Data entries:
>>
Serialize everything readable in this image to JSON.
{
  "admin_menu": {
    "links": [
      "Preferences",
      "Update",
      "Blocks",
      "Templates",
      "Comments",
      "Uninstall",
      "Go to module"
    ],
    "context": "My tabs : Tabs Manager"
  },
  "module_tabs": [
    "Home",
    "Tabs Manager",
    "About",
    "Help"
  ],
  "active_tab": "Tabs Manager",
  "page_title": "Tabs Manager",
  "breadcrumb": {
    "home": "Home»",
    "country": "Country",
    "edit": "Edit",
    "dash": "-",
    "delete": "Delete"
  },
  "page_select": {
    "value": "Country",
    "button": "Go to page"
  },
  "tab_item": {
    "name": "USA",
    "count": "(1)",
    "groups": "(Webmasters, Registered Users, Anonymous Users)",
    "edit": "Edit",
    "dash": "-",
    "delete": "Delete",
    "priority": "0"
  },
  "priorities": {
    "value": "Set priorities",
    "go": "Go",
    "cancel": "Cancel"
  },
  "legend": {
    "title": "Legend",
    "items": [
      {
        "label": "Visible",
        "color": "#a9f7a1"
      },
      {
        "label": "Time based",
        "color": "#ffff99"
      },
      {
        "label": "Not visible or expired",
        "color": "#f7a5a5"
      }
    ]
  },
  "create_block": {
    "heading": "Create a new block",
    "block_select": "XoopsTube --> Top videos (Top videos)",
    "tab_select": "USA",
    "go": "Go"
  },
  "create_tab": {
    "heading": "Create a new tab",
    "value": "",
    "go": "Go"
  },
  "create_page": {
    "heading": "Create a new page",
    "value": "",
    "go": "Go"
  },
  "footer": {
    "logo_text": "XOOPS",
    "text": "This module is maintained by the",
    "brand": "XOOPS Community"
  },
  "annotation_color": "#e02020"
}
<<
→ **WHAT IS ASKED**
Copy and report every line where the word "Manager" is present.

→ **ANSWER BELOW**
    "context": "My tabs : Tabs Manager"
    "Tabs Manager",
  "active_tab": "Tabs Manager",
  "page_title": "Tabs Manager",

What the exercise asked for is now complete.